## [The problem]
Using the records provided below, locate and copy each line that contains the word "после".

*** Available data

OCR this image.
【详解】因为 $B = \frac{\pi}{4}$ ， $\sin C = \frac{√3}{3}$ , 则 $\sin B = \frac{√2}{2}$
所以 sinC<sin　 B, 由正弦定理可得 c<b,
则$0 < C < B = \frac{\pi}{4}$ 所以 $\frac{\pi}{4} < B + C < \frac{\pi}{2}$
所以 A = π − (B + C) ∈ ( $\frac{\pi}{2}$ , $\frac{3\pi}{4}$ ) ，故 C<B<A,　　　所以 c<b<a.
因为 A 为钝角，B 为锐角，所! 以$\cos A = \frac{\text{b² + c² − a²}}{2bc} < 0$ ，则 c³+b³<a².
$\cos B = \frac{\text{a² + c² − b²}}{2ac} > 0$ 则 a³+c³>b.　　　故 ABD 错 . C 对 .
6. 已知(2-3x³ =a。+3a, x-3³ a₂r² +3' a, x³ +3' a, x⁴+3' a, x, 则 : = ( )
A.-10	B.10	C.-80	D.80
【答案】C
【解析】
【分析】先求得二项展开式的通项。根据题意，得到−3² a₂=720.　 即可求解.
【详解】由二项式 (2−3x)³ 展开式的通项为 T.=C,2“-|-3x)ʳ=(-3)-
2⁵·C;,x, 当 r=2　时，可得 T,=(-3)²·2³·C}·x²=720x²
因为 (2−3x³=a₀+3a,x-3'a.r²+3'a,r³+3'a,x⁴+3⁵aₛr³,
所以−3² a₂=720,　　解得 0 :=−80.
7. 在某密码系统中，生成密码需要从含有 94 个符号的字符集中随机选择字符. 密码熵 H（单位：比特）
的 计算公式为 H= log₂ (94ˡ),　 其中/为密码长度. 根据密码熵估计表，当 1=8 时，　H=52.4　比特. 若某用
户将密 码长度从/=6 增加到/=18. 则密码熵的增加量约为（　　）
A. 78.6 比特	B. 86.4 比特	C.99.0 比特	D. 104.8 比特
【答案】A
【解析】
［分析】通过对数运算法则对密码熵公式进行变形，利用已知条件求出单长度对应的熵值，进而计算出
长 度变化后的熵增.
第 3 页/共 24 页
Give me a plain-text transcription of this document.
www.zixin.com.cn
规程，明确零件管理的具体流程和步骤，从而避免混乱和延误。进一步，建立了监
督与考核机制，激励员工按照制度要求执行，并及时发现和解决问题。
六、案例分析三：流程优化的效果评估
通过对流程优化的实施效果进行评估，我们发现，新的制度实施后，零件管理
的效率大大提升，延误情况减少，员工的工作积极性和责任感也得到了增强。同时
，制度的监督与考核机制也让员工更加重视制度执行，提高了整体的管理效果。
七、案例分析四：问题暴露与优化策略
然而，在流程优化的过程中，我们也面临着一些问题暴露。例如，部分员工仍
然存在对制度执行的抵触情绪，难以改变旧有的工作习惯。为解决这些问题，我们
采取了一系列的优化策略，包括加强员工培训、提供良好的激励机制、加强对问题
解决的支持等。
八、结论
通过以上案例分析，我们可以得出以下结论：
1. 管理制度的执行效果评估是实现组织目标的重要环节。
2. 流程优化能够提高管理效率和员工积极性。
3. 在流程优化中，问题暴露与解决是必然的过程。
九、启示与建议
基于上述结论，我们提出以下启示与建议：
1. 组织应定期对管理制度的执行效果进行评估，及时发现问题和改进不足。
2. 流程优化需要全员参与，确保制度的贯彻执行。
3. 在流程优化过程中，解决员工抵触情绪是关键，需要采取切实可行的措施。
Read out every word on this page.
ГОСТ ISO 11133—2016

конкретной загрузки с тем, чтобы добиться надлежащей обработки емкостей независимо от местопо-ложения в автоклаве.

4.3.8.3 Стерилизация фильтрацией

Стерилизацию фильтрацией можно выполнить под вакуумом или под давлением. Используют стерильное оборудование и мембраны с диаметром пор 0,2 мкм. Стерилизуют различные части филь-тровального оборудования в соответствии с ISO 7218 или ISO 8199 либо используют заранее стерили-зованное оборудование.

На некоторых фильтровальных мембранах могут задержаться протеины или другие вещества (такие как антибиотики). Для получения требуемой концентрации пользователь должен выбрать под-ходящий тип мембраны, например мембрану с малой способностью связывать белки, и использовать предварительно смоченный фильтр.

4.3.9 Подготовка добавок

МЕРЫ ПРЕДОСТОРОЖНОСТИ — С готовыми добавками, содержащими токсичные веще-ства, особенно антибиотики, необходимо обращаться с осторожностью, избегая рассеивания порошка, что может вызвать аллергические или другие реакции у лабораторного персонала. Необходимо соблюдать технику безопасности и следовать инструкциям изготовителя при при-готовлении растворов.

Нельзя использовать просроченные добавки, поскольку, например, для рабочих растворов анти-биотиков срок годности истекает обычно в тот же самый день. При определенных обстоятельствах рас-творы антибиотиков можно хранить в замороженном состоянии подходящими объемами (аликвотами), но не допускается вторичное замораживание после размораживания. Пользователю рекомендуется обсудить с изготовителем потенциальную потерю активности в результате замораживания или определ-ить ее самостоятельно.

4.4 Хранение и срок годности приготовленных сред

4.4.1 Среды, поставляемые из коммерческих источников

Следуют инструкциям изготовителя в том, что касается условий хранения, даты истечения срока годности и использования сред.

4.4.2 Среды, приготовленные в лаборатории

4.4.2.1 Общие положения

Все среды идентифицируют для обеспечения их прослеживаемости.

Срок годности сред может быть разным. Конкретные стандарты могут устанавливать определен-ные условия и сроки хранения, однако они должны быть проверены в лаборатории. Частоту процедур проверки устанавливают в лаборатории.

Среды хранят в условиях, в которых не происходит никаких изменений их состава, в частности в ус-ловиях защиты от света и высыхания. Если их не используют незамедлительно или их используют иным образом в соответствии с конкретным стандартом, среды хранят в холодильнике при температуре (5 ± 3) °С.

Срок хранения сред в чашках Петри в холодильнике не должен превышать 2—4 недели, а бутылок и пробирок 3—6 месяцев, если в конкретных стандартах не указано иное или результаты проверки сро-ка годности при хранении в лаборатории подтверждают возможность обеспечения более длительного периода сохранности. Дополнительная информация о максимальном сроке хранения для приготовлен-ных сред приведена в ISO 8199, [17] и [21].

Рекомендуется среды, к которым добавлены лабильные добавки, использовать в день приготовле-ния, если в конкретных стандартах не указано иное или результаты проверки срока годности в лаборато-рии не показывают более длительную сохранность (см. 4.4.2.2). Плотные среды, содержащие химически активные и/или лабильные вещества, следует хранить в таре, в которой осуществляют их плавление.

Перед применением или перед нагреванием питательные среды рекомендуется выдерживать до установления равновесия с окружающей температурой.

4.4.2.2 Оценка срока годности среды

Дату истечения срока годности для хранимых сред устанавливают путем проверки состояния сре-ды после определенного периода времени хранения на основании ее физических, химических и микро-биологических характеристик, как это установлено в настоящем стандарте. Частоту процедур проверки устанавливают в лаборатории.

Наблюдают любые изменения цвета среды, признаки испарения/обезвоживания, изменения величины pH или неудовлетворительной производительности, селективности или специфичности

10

******

## [Reply]
Нельзя использовать просроченные добавки, поскольку, например, для рабочих растворов анти-биотиков срок годности истекает обычно в тот же самый день. При определенных обстоятельствах рас-творы антибиотиков можно хранить в замороженном состоянии подходящими объемами (аликвотами), но не допускается вторичное замораживание после размораживания. Пользователю рекомендуется обсудить с изготовителем потенциальную потерю активности в результате замораживания или определ-ить ее самостоятельно.
Дату истечения срока годности для хранимых сред устанавливают путем проверки состояния сре-ды после определенного периода времени хранения на основании ее физических, химических и микро-биологических характеристик, как это установлено в настоящем стандарте. Частоту процедур проверки устанавливают в лаборатории.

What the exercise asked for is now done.